Short exercise: A verbatim copy of the records is required, with all pictures left out.

Extracted material:
'''

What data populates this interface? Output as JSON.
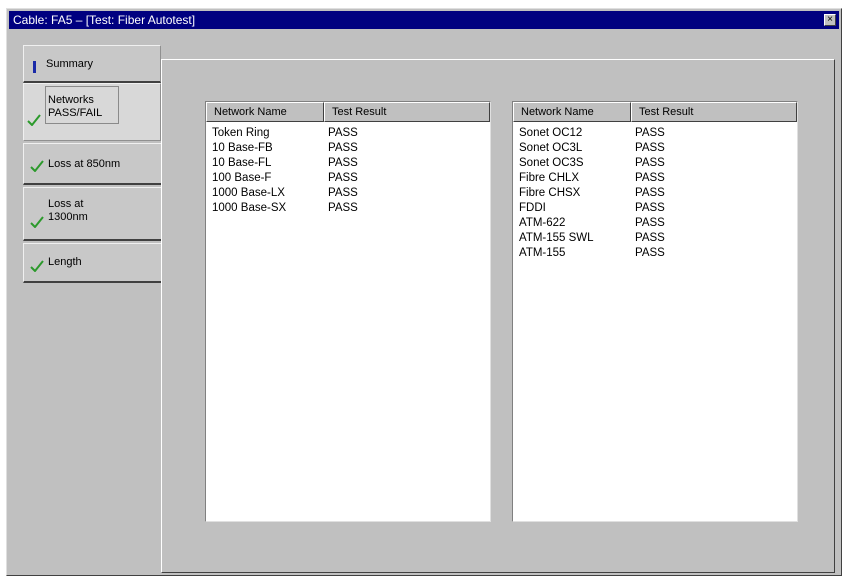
{
  "window": {
    "title": "Cable: FA5 – [Test: Fiber Autotest]",
    "close_glyph": "×"
  },
  "tabs": [
    {
      "label": "Summary",
      "icon": "info-icon"
    },
    {
      "label": "Networks\nPASS/FAIL",
      "icon": "check-icon",
      "selected": true
    },
    {
      "label": "Loss at 850nm",
      "icon": "check-icon"
    },
    {
      "label": "Loss at\n1300nm",
      "icon": "check-icon"
    },
    {
      "label": "Length",
      "icon": "check-icon"
    }
  ],
  "colors": {
    "title_bar": "#000080",
    "check": "#2c9a2c",
    "info": "#1a2aa8"
  },
  "table_left": {
    "columns": [
      "Network Name",
      "Test Result"
    ],
    "rows": [
      [
        "Token Ring",
        "PASS"
      ],
      [
        "10 Base-FB",
        "PASS"
      ],
      [
        "10 Base-FL",
        "PASS"
      ],
      [
        "100 Base-F",
        "PASS"
      ],
      [
        "1000 Base-LX",
        "PASS"
      ],
      [
        "1000 Base-SX",
        "PASS"
      ]
    ]
  },
  "table_right": {
    "columns": [
      "Network Name",
      "Test Result"
    ],
    "rows": [
      [
        "Sonet OC12",
        "PASS"
      ],
      [
        "Sonet OC3L",
        "PASS"
      ],
      [
        "Sonet OC3S",
        "PASS"
      ],
      [
        "Fibre CHLX",
        "PASS"
      ],
      [
        "Fibre CHSX",
        "PASS"
      ],
      [
        "FDDI",
        "PASS"
      ],
      [
        "ATM-622",
        "PASS"
      ],
      [
        "ATM-155 SWL",
        "PASS"
      ],
      [
        "ATM-155",
        "PASS"
      ]
    ]
  }
}
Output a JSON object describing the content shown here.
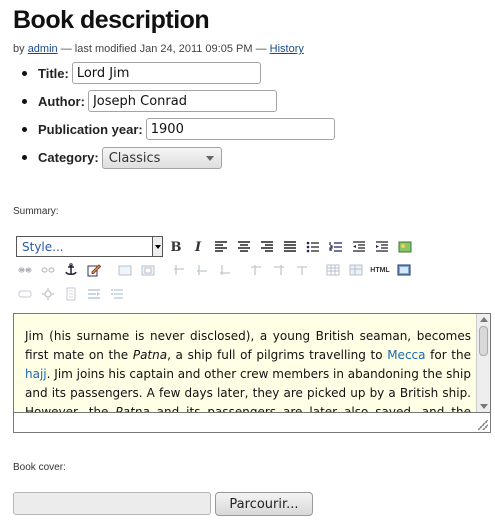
{
  "page": {
    "title": "Book description",
    "byline": {
      "prefix": "by",
      "author": "admin",
      "modified": "— last modified Jan 24, 2011 09:05 PM —",
      "history": "History"
    }
  },
  "form": {
    "title": {
      "label": "Title:",
      "value": "Lord Jim"
    },
    "author": {
      "label": "Author:",
      "value": "Joseph Conrad"
    },
    "year": {
      "label": "Publication year:",
      "value": "1900"
    },
    "category": {
      "label": "Category:",
      "value": "Classics"
    }
  },
  "summary": {
    "label": "Summary:",
    "style_select": "Style...",
    "html_button": "HTML",
    "content": {
      "t1": "Jim (his surname is never disclosed), a young British seaman, becomes first mate on the ",
      "patna": "Patna",
      "t2": ", a ship full of pilgrims travelling to ",
      "mecca": "Mecca",
      "t3": " for the ",
      "hajj": "hajj",
      "t4": ". Jim joins his captain and other crew members in abandoning the ship and its passengers. A few days later, they are picked up by a British ship. However, the ",
      "patna2": "Patna",
      "t5": " and its passengers are later also saved, and the reprehensible"
    }
  },
  "cover": {
    "label": "Book cover:",
    "browse": "Parcourir..."
  },
  "colors": {
    "link": "#1a4a8a",
    "editor_bg": "#ffffe6"
  },
  "toolbar_icons": [
    "bold-icon",
    "italic-icon",
    "align-left-icon",
    "align-center-icon",
    "align-right-icon",
    "justify-icon",
    "bullet-list-icon",
    "numbered-list-icon",
    "outdent-icon",
    "indent-icon",
    "image-icon",
    "link-icon",
    "anchor-icon",
    "edit-icon",
    "table-icon",
    "table-props-icon",
    "html-source-icon",
    "fullscreen-icon"
  ]
}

'''

Full output:
What data populates this interface? Output as JSON.
{
  "window": {
    "title": "Cable: FA5 – [Test: Fiber Autotest]",
    "close_glyph": "×"
  },
  "tabs": [
    {
      "label": "Summary",
      "icon": "info-icon"
    },
    {
      "label": "Networks\nPASS/FAIL",
      "icon": "check-icon",
      "selected": true
    },
    {
      "label": "Loss at 850nm",
      "icon": "check-icon"
    },
    {
      "label": "Loss at\n1300nm",
      "icon": "check-icon"
    },
    {
      "label": "Length",
      "icon": "check-icon"
    }
  ],
  "colors": {
    "title_bar": "#000080",
    "check": "#2c9a2c",
    "info": "#1a2aa8"
  },
  "table_left": {
    "columns": [
      "Network Name",
      "Test Result"
    ],
    "rows": [
      [
        "Token Ring",
        "PASS"
      ],
      [
        "10 Base-FB",
        "PASS"
      ],
      [
        "10 Base-FL",
        "PASS"
      ],
      [
        "100 Base-F",
        "PASS"
      ],
      [
        "1000 Base-LX",
        "PASS"
      ],
      [
        "1000 Base-SX",
        "PASS"
      ]
    ]
  },
  "table_right": {
    "columns": [
      "Network Name",
      "Test Result"
    ],
    "rows": [
      [
        "Sonet OC12",
        "PASS"
      ],
      [
        "Sonet OC3L",
        "PASS"
      ],
      [
        "Sonet OC3S",
        "PASS"
      ],
      [
        "Fibre CHLX",
        "PASS"
      ],
      [
        "Fibre CHSX",
        "PASS"
      ],
      [
        "FDDI",
        "PASS"
      ],
      [
        "ATM-622",
        "PASS"
      ],
      [
        "ATM-155 SWL",
        "PASS"
      ],
      [
        "ATM-155",
        "PASS"
      ]
    ]
  }
}
Output a JSON object describing the content shown here.
{
  "page": {
    "title": "Book description",
    "byline": {
      "prefix": "by",
      "author": "admin",
      "modified": "— last modified Jan 24, 2011 09:05 PM —",
      "history": "History"
    }
  },
  "form": {
    "title": {
      "label": "Title:",
      "value": "Lord Jim"
    },
    "author": {
      "label": "Author:",
      "value": "Joseph Conrad"
    },
    "year": {
      "label": "Publication year:",
      "value": "1900"
    },
    "category": {
      "label": "Category:",
      "value": "Classics"
    }
  },
  "summary": {
    "label": "Summary:",
    "style_select": "Style...",
    "html_button": "HTML",
    "content": {
      "t1": "Jim (his surname is never disclosed), a young British seaman, becomes first mate on the ",
      "patna": "Patna",
      "t2": ", a ship full of pilgrims travelling to ",
      "mecca": "Mecca",
      "t3": " for the ",
      "hajj": "hajj",
      "t4": ". Jim joins his captain and other crew members in abandoning the ship and its passengers. A few days later, they are picked up by a British ship. However, the ",
      "patna2": "Patna",
      "t5": " and its passengers are later also saved, and the reprehensible"
    }
  },
  "cover": {
    "label": "Book cover:",
    "browse": "Parcourir..."
  },
  "colors": {
    "link": "#1a4a8a",
    "editor_bg": "#ffffe6"
  },
  "toolbar_icons": [
    "bold-icon",
    "italic-icon",
    "align-left-icon",
    "align-center-icon",
    "align-right-icon",
    "justify-icon",
    "bullet-list-icon",
    "numbered-list-icon",
    "outdent-icon",
    "indent-icon",
    "image-icon",
    "link-icon",
    "anchor-icon",
    "edit-icon",
    "table-icon",
    "table-props-icon",
    "html-source-icon",
    "fullscreen-icon"
  ]
}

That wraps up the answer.